> **Task requirements**:
Reproduce each line of the material exactly, minus any picture.

[Collected data]
(begin)

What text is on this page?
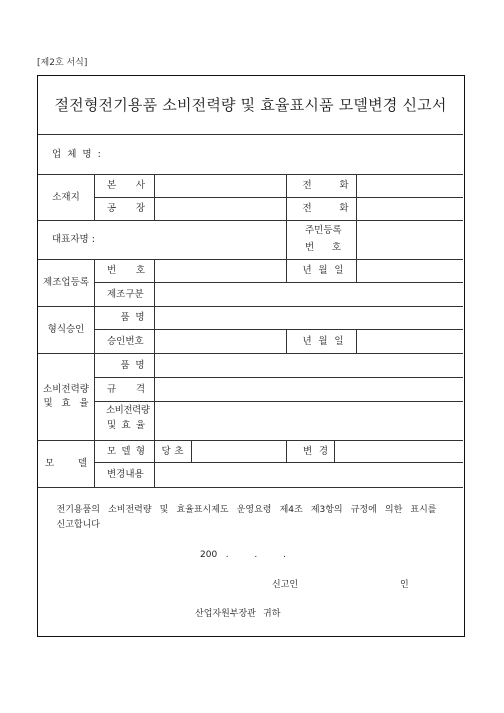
[제2호 서식]
절전형전기용품 소비전력량 및 효율표시품 모델변경 신고서
업 체 명 :
소재지
본 사	전 화
공 장	전 화
대표자명 :
주민등록
번 호
제조업등록
번 호	년 월 일
제조구분
형식승인
품 명
승인번호	년 월 일
소비전력량
및 효 율
품 명
규 격
소비전력량
및 효 율
모 델
모 델 형 당 초	변 경
변경내용
전기용품의 소비전력량 및 효율표시제도 운영요령 제4조 제3항의 규정에 의한 표시를
신고합니다
200   .         .         .
신고인	인
산업자원부장관 귀하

(end)

> **Right answer**:
What text is on this page?
[제2호 서식]
절전형전기용품 소비전력량 및 효율표시품 모델변경 신고서
업 체 명 :
소재지
본 사	전 화
공 장	전 화
대표자명 :
주민등록
번 호
제조업등록
번 호	년 월 일
제조구분
형식승인
품 명
승인번호	년 월 일
소비전력량
및 효 율
품 명
규 격
소비전력량
및 효 율
모 델
모 델 형 당 초	변 경
변경내용
전기용품의 소비전력량 및 효율표시제도 운영요령 제4조 제3항의 규정에 의한 표시를
신고합니다
200   .         .         .
신고인	인
산업자원부장관 귀하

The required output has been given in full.